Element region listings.

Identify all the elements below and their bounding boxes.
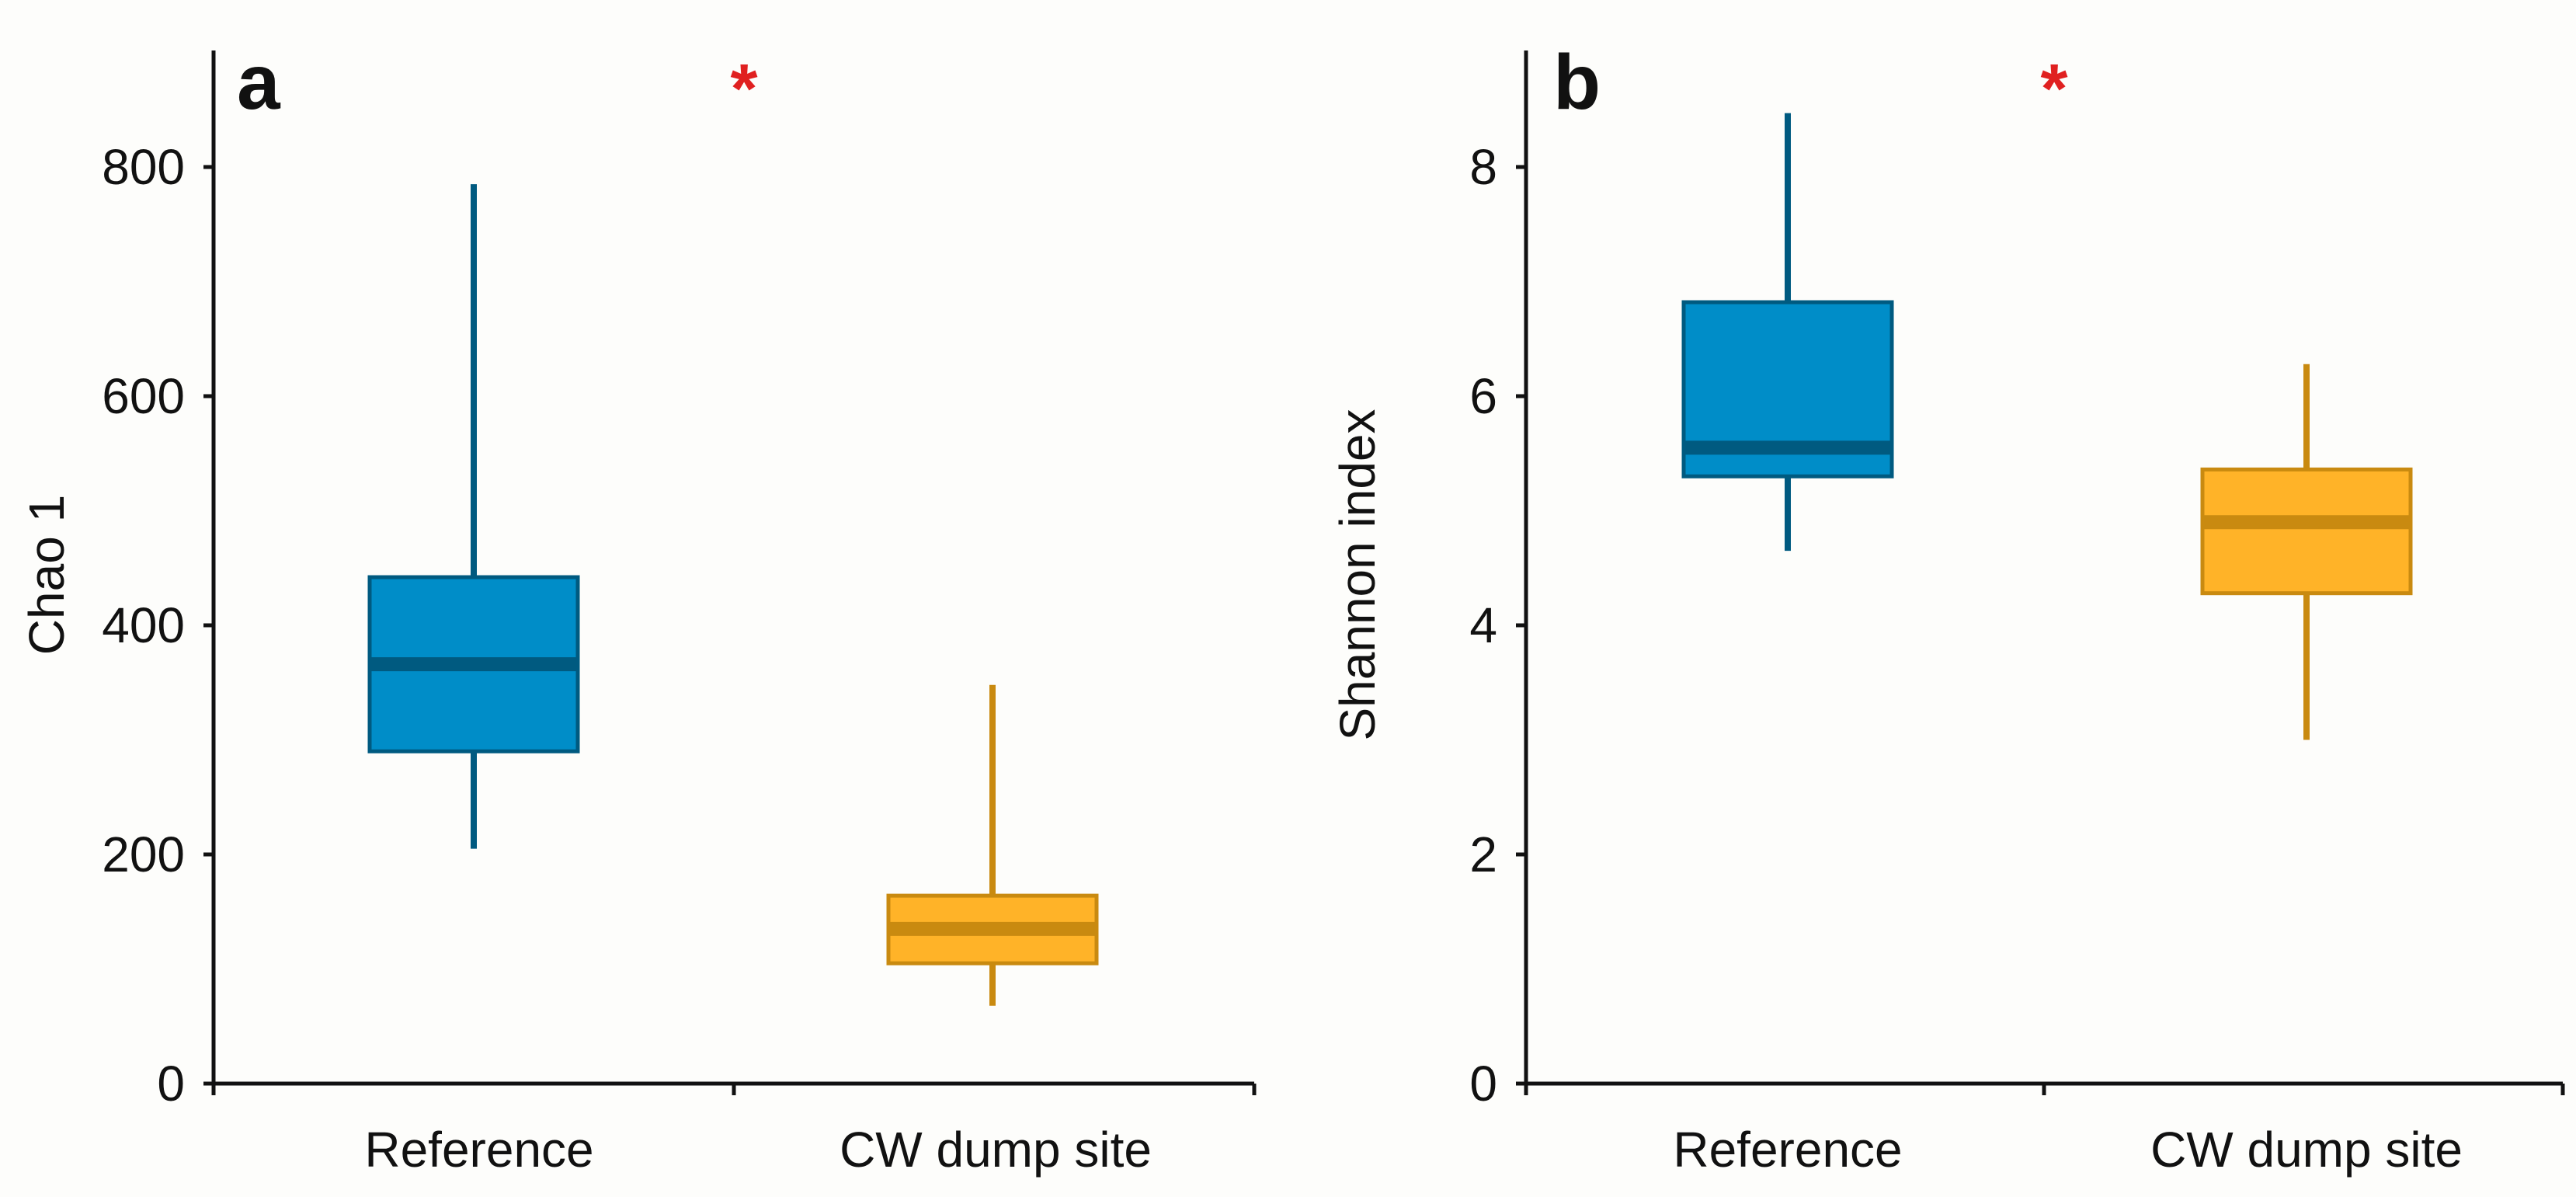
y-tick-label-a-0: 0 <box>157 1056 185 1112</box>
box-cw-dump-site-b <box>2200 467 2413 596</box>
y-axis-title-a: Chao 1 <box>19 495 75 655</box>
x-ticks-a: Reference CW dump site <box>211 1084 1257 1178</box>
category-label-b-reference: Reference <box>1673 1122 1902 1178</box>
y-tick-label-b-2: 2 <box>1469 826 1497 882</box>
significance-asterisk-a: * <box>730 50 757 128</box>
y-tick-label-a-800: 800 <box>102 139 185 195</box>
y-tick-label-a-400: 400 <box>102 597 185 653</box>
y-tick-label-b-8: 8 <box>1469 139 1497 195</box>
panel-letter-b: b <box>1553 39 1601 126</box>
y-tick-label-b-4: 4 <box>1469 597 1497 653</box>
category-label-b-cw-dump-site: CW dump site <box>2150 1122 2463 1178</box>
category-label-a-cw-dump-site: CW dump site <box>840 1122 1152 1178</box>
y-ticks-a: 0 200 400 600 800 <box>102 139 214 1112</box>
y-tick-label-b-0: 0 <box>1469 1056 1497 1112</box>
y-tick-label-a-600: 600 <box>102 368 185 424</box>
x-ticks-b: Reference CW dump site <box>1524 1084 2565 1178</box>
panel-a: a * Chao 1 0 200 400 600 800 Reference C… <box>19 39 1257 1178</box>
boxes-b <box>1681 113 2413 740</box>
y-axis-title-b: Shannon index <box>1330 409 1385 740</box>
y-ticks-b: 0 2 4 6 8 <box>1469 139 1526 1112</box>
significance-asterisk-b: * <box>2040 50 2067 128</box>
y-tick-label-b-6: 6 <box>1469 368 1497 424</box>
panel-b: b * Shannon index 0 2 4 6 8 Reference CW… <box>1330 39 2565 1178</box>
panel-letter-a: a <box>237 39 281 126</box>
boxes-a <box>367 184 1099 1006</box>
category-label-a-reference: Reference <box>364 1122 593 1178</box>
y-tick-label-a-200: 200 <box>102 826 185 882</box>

--

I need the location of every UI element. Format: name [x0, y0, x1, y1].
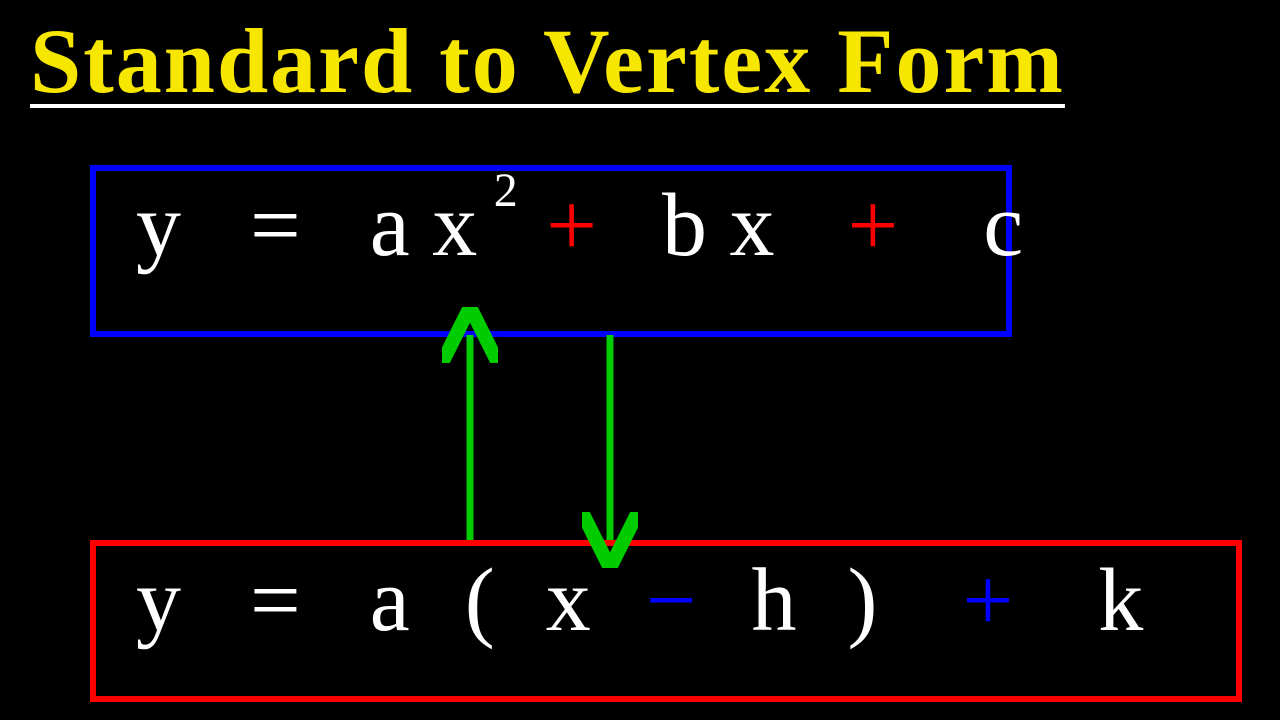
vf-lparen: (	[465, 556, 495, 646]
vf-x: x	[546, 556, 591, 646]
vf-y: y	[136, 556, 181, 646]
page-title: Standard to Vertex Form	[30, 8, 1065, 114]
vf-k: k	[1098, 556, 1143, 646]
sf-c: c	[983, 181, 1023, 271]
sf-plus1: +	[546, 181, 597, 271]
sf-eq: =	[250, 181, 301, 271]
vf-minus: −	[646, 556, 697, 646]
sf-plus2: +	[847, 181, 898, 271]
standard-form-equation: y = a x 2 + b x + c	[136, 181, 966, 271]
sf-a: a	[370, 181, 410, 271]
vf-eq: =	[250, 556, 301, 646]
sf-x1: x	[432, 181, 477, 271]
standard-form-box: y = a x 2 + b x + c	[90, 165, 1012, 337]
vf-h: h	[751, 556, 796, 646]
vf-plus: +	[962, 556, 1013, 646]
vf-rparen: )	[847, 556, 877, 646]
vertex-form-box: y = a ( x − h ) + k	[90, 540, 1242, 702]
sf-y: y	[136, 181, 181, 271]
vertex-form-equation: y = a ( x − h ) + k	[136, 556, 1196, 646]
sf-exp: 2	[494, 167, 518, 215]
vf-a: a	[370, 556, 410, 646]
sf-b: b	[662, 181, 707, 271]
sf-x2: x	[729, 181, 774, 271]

Set exercise.
Copy out the item lines word for word, starting at the line containing "556, 495, 646]" and ending at the line containing "181, 477, 271]".

Task response.
vf-lparen: (	[465, 556, 495, 646]
vf-x: x	[546, 556, 591, 646]
vf-y: y	[136, 556, 181, 646]
page-title: Standard to Vertex Form	[30, 8, 1065, 114]
vf-k: k	[1098, 556, 1143, 646]
sf-c: c	[983, 181, 1023, 271]
sf-plus1: +	[546, 181, 597, 271]
sf-eq: =	[250, 181, 301, 271]
vf-minus: −	[646, 556, 697, 646]
sf-plus2: +	[847, 181, 898, 271]
standard-form-equation: y = a x 2 + b x + c	[136, 181, 966, 271]
sf-a: a	[370, 181, 410, 271]
vf-eq: =	[250, 556, 301, 646]
sf-x1: x	[432, 181, 477, 271]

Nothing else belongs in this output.